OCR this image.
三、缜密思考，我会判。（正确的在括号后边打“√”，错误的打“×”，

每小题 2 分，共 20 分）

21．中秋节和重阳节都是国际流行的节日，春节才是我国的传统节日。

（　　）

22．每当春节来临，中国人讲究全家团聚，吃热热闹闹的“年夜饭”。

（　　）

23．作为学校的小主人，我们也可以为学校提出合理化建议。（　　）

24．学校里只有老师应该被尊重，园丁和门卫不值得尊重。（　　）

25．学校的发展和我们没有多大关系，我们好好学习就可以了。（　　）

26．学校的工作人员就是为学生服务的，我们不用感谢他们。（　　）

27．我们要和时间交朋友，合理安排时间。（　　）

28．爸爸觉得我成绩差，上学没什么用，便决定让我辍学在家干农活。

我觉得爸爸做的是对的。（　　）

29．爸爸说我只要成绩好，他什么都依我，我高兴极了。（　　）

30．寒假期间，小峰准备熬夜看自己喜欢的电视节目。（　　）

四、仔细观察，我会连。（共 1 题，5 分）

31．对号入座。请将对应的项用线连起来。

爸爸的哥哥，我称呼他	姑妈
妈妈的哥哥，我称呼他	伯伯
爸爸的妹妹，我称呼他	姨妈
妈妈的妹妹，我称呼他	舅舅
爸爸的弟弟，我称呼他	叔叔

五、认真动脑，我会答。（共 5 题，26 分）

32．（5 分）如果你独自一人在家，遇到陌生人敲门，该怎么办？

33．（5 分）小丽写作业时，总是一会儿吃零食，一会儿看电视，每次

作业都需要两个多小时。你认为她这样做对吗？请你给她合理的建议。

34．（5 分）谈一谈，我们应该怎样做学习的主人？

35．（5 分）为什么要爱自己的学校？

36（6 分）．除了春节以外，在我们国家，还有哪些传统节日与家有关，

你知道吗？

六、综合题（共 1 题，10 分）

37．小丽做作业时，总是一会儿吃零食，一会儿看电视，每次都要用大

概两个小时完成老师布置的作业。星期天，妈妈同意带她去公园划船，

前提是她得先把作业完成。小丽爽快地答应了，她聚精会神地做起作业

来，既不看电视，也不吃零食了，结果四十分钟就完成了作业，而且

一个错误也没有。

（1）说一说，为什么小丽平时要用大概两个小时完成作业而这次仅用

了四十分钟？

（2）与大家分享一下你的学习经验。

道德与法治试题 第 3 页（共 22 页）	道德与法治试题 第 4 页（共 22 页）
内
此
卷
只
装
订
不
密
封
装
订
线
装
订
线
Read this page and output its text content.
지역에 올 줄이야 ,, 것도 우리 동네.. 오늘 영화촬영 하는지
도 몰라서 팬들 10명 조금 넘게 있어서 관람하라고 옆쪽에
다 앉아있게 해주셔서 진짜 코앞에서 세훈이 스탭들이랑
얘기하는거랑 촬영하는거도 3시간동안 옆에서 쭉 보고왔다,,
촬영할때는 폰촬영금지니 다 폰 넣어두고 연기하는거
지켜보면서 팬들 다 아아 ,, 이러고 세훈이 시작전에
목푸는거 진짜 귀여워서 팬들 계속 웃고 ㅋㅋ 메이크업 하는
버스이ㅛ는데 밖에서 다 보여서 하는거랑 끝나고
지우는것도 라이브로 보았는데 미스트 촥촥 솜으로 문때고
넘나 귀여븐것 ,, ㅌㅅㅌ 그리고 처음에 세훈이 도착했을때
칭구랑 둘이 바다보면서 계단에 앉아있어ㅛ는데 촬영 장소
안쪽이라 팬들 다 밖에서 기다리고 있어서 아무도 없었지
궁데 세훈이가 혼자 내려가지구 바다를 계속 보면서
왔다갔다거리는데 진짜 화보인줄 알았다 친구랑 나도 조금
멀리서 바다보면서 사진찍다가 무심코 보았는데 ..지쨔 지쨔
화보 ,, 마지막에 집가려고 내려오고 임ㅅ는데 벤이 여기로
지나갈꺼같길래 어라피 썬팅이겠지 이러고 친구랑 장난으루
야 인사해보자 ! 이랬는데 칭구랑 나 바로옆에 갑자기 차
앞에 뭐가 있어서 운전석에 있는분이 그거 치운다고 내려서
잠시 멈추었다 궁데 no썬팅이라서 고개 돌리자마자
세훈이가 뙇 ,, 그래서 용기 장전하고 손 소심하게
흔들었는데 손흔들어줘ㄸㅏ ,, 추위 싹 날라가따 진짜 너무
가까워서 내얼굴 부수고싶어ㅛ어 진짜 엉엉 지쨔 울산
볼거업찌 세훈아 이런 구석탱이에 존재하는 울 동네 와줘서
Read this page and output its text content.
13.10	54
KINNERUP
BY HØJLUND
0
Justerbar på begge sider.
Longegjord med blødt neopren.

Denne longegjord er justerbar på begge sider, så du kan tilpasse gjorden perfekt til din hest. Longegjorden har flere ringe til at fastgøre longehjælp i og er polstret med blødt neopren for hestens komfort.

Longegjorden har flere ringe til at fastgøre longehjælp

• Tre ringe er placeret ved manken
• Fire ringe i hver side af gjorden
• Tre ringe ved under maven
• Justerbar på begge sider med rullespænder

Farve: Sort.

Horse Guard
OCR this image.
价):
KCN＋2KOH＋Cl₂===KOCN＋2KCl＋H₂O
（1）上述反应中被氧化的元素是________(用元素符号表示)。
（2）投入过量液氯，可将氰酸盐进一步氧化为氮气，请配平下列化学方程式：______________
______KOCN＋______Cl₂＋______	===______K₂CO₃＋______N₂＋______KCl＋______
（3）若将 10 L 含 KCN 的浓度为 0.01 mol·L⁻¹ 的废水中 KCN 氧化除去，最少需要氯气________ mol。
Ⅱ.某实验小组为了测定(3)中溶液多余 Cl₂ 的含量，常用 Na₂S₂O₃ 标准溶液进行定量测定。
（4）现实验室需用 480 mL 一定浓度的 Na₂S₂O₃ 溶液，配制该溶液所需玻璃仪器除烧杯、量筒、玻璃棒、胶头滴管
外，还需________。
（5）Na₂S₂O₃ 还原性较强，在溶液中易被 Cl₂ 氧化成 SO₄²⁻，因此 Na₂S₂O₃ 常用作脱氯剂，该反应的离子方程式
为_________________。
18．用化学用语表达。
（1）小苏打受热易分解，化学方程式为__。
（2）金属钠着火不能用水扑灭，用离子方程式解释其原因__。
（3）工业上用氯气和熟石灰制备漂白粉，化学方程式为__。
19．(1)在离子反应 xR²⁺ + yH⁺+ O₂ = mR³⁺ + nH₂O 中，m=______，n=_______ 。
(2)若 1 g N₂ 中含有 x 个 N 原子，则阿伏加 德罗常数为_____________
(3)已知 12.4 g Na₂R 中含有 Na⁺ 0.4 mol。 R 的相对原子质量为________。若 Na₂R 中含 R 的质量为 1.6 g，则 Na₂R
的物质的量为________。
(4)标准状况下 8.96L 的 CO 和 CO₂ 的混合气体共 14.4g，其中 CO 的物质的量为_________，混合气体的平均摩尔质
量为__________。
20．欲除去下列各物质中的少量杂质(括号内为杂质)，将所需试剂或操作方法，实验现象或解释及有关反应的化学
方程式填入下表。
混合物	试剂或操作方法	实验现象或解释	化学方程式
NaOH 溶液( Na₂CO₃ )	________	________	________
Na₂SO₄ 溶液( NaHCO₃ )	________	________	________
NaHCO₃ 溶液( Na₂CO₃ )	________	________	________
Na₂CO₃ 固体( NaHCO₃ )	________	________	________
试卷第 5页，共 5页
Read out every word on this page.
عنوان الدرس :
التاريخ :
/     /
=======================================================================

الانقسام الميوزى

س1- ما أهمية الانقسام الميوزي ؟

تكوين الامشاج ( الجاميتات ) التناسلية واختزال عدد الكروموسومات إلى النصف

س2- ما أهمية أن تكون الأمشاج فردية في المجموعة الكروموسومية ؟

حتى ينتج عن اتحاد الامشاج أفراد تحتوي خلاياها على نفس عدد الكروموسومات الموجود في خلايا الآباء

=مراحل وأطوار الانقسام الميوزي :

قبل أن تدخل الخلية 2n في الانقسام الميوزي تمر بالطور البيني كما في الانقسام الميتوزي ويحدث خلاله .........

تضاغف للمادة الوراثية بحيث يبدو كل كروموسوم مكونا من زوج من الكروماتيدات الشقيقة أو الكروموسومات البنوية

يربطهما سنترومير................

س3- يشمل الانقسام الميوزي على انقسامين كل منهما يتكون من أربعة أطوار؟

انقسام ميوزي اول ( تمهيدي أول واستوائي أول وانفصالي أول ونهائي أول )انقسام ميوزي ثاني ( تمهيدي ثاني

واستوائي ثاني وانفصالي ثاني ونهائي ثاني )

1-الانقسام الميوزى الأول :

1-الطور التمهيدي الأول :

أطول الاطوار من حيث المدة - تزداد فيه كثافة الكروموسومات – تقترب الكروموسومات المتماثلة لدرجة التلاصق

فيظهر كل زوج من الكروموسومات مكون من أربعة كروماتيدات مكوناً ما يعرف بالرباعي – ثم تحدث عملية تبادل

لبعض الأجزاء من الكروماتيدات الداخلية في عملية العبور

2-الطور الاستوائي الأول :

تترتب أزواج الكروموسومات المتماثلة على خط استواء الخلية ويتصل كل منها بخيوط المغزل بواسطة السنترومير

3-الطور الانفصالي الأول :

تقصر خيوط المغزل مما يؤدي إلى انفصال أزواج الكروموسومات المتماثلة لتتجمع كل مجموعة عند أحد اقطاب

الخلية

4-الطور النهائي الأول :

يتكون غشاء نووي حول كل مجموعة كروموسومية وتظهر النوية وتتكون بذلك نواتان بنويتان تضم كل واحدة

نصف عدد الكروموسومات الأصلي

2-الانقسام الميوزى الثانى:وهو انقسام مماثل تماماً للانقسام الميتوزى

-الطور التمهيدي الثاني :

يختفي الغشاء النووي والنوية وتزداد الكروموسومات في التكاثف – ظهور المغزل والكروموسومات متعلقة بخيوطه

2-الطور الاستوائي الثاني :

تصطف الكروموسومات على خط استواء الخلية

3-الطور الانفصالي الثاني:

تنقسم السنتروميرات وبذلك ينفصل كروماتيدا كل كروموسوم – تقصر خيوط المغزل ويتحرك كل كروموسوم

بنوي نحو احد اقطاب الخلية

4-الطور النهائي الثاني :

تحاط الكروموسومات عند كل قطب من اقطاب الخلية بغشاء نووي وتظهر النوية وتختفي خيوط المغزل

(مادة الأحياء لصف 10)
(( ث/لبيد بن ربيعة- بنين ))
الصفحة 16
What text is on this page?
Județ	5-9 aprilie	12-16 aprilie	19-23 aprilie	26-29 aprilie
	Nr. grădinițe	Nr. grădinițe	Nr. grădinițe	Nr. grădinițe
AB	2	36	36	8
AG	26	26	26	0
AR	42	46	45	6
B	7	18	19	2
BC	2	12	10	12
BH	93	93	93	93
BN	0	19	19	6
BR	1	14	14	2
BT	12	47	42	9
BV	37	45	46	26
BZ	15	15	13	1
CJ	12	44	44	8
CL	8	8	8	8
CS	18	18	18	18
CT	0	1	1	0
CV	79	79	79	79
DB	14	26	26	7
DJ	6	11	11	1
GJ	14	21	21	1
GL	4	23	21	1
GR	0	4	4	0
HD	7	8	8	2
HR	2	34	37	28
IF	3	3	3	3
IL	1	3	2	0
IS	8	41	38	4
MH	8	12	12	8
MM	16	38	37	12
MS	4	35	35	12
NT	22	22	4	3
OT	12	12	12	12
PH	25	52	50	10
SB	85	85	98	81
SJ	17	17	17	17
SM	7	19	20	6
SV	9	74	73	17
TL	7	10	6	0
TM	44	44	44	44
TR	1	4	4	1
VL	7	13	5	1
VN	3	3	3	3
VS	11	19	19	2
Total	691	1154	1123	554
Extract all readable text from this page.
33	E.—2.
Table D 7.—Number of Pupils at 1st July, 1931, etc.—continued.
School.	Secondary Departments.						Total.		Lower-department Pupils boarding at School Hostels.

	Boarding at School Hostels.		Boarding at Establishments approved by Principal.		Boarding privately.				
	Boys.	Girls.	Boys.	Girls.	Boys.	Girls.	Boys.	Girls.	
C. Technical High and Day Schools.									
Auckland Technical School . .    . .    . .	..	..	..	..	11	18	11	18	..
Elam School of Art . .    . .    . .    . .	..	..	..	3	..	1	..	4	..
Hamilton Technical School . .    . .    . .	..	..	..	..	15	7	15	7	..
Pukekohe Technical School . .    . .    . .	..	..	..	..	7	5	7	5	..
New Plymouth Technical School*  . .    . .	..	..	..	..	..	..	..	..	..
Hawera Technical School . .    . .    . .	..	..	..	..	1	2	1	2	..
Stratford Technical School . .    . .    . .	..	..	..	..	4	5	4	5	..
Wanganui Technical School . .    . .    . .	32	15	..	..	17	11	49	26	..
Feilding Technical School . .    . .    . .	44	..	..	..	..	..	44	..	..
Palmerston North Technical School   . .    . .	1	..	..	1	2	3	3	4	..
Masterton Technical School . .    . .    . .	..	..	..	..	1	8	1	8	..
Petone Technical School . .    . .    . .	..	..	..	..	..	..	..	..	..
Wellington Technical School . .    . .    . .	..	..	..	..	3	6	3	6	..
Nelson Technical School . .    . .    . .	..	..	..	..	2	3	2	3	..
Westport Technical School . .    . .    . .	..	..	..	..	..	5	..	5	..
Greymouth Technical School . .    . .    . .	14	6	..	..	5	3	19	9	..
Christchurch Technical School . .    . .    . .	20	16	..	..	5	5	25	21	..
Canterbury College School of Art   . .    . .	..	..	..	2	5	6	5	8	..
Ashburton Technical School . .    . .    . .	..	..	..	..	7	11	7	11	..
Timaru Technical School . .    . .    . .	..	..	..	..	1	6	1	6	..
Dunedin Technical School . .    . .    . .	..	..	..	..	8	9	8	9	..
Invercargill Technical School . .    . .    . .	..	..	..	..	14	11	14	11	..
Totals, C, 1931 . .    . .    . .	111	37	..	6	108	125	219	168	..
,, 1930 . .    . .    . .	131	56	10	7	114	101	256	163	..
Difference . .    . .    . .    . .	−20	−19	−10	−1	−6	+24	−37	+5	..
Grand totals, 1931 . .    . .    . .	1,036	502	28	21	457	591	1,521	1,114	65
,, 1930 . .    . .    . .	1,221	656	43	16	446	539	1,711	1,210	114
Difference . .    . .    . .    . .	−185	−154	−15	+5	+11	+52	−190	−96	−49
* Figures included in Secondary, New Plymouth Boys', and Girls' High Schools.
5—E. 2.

OBJECTIVE
What count of lines in the listing contain the word "바다보면서"? Reply with the number only.

WRITTEN REPLY
2